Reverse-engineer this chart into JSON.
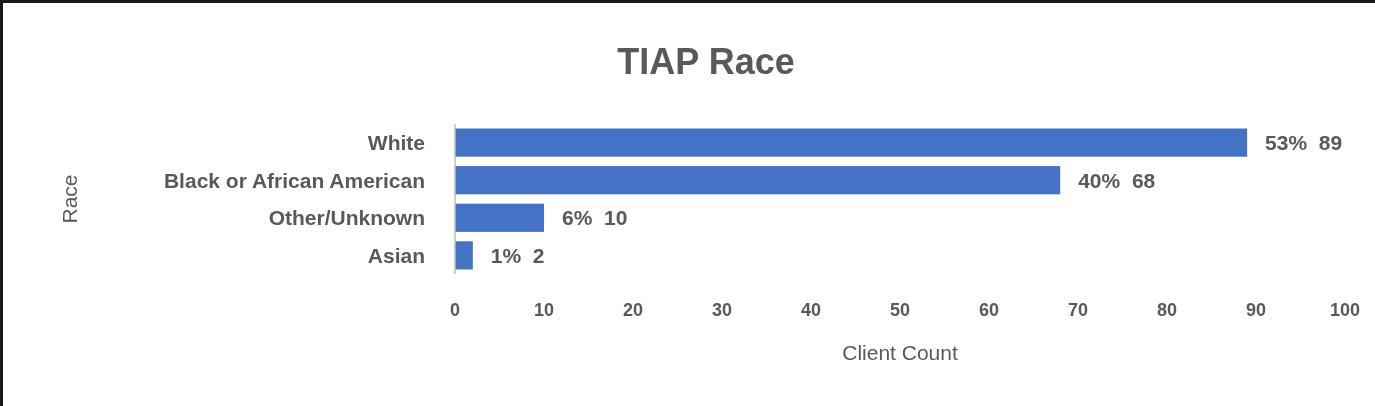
{
  "chart_data": {
    "type": "bar",
    "orientation": "horizontal",
    "title": "TIAP Race",
    "xlabel": "Client Count",
    "ylabel": "Race",
    "categories": [
      "White",
      "Black or African American",
      "Other/Unknown",
      "Asian"
    ],
    "values": [
      89,
      68,
      10,
      2
    ],
    "value_labels": [
      "53%  89",
      "40%  68",
      "6%  10",
      "1%  2"
    ],
    "color": "#4472c4",
    "xlim": [
      0,
      100
    ],
    "xticks": [
      0,
      10,
      20,
      30,
      40,
      50,
      60,
      70,
      80,
      90,
      100
    ],
    "grid": false
  }
}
⁂
**Required work**
Output every entry exactly as given; pictures are not part of the copy.

**Expected answer**
Reverse-engineer this chart into JSON.
{
  "chart_data": {
    "type": "bar",
    "orientation": "horizontal",
    "title": "TIAP Race",
    "xlabel": "Client Count",
    "ylabel": "Race",
    "categories": [
      "White",
      "Black or African American",
      "Other/Unknown",
      "Asian"
    ],
    "values": [
      89,
      68,
      10,
      2
    ],
    "value_labels": [
      "53%  89",
      "40%  68",
      "6%  10",
      "1%  2"
    ],
    "color": "#4472c4",
    "xlim": [
      0,
      100
    ],
    "xticks": [
      0,
      10,
      20,
      30,
      40,
      50,
      60,
      70,
      80,
      90,
      100
    ],
    "grid": false
  }
}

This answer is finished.